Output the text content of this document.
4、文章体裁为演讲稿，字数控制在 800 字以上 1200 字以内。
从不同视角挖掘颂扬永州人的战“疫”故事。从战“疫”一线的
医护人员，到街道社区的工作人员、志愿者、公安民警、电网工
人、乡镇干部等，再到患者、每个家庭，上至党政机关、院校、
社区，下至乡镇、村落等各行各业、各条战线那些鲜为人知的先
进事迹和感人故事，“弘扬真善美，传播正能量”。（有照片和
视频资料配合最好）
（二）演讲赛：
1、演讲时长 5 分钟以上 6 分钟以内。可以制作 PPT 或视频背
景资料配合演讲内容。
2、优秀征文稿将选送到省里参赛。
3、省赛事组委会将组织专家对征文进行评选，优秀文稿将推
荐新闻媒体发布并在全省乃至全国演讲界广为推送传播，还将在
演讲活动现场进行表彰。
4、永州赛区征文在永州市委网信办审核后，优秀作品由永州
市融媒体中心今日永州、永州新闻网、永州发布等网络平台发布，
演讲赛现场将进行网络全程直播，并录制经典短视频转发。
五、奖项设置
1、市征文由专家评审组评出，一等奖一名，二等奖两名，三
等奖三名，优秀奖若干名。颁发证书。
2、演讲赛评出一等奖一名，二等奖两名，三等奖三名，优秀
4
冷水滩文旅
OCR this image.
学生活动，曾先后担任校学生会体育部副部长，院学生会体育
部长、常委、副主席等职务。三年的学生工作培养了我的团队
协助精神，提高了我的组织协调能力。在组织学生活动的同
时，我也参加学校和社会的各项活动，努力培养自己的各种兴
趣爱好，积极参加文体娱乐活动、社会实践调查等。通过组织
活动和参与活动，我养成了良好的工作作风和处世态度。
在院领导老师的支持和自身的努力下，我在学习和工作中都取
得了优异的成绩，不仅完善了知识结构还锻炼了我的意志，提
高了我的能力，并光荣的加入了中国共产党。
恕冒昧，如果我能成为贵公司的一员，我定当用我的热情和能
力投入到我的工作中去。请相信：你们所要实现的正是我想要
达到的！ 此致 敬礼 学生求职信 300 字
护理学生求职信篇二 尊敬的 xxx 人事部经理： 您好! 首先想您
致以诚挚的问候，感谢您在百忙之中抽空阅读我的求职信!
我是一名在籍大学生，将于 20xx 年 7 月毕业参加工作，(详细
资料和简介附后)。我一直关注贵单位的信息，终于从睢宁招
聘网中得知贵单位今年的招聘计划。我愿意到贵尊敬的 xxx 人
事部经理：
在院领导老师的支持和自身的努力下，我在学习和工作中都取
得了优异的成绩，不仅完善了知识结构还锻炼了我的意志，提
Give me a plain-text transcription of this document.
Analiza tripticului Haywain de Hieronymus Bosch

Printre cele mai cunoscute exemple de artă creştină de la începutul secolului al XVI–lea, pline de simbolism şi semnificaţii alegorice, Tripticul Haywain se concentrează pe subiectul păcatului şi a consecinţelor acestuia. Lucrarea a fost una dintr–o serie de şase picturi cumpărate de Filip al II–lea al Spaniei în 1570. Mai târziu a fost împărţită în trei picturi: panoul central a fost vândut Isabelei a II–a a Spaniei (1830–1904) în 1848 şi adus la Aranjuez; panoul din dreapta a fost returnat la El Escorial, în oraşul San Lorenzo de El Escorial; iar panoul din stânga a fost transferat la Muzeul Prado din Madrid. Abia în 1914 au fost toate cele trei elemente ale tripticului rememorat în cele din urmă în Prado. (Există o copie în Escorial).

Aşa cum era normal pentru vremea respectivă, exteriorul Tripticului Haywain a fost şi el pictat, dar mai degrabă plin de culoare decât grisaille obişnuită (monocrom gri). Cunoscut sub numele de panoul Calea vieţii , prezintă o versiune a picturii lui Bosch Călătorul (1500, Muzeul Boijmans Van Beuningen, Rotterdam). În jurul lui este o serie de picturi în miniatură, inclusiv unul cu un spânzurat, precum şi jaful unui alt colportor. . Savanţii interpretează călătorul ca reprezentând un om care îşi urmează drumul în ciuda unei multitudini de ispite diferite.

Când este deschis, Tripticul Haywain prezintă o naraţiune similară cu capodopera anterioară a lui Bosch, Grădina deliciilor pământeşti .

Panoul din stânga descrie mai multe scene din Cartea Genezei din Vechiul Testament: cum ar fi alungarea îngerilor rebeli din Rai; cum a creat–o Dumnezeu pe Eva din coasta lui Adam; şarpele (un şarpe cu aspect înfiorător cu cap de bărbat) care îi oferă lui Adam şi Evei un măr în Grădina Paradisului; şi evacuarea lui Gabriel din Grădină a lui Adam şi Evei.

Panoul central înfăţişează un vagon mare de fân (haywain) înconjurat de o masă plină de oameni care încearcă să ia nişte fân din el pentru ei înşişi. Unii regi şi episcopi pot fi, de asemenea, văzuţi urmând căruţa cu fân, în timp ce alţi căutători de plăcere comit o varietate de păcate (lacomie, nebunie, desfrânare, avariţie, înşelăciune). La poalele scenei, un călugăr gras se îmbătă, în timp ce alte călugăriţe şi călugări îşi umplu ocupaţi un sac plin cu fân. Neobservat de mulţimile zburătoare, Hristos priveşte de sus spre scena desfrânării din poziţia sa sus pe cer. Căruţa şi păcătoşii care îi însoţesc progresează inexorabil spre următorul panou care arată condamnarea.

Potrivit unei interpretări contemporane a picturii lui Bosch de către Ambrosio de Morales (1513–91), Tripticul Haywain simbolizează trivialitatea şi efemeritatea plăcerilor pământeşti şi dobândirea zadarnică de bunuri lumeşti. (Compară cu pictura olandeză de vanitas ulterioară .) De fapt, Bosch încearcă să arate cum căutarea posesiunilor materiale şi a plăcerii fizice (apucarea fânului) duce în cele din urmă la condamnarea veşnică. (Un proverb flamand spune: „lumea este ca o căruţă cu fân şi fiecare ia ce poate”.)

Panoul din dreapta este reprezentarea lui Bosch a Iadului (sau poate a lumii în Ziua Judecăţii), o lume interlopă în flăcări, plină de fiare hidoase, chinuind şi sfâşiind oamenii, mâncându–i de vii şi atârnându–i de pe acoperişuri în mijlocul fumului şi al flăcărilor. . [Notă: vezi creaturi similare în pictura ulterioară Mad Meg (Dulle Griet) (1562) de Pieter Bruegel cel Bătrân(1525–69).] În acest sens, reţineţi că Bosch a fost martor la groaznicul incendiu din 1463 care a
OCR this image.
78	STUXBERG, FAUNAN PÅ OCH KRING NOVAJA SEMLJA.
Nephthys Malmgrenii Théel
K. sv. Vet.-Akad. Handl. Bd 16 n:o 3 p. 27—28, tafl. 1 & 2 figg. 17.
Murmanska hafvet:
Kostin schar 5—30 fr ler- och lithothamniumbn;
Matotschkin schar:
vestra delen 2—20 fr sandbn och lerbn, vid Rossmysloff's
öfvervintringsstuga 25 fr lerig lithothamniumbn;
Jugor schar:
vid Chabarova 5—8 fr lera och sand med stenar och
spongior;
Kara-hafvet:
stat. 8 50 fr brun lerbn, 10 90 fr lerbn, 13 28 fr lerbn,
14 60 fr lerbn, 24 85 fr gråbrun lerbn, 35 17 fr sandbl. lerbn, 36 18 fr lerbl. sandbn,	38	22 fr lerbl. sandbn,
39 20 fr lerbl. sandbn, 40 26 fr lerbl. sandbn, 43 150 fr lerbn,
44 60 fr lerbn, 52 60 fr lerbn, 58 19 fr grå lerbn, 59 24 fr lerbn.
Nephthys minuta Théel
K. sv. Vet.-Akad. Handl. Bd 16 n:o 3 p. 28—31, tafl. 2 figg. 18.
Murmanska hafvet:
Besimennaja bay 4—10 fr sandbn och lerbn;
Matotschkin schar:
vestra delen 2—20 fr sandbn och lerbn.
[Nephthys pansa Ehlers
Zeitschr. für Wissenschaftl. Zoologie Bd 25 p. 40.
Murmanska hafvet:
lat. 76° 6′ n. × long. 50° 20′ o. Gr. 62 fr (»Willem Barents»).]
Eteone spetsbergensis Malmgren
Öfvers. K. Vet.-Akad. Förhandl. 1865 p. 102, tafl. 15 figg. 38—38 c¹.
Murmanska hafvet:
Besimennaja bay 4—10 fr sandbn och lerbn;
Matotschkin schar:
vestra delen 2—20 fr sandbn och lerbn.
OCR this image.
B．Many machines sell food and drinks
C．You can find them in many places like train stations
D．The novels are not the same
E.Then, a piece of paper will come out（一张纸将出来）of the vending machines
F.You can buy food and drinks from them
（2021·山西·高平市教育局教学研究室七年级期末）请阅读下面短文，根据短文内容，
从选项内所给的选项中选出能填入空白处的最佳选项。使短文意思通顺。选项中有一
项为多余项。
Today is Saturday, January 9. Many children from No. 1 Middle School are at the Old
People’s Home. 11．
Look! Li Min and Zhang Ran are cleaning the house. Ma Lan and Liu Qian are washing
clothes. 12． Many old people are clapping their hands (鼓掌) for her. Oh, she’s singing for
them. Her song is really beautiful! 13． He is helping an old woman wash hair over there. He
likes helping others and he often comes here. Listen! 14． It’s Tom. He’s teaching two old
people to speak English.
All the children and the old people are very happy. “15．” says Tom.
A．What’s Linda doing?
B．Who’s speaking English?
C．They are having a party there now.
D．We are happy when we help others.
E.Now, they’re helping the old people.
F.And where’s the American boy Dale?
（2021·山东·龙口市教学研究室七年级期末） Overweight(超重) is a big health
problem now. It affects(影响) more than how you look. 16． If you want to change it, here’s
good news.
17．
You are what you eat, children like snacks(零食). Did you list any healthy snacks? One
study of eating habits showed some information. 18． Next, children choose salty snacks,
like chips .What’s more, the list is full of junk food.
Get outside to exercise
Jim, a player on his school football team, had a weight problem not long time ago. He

• WHAT THE TASK ASKS: Which lines above contain the word "ulterioară"? Copy each of them.

• EXERCISE SOLUTION:
Potrivit unei interpretări contemporane a picturii lui Bosch de către Ambrosio de Morales (1513–91), Tripticul Haywain simbolizează trivialitatea şi efemeritatea plăcerilor pământeşti şi dobândirea zadarnică de bunuri lumeşti. (Compară cu pictura olandeză de vanitas ulterioară .) De fapt, Bosch încearcă să arate cum căutarea posesiunilor materiale şi a plăcerii fizice (apucarea fânului) duce în cele din urmă la condamnarea veşnică. (Un proverb flamand spune: „lumea este ca o căruţă cu fân şi fiecare ia ce poate”.)
Panoul din dreapta este reprezentarea lui Bosch a Iadului (sau poate a lumii în Ziua Judecăţii), o lume interlopă în flăcări, plină de fiare hidoase, chinuind şi sfâşiind oamenii, mâncându–i de vii şi atârnându–i de pe acoperişuri în mijlocul fumului şi al flăcărilor. . [Notă: vezi creaturi similare în pictura ulterioară Mad Meg (Dulle Griet) (1562) de Pieter Bruegel cel Bătrân(1525–69).] În acest sens, reţineţi că Bosch a fost martor la groaznicul incendiu din 1463 care a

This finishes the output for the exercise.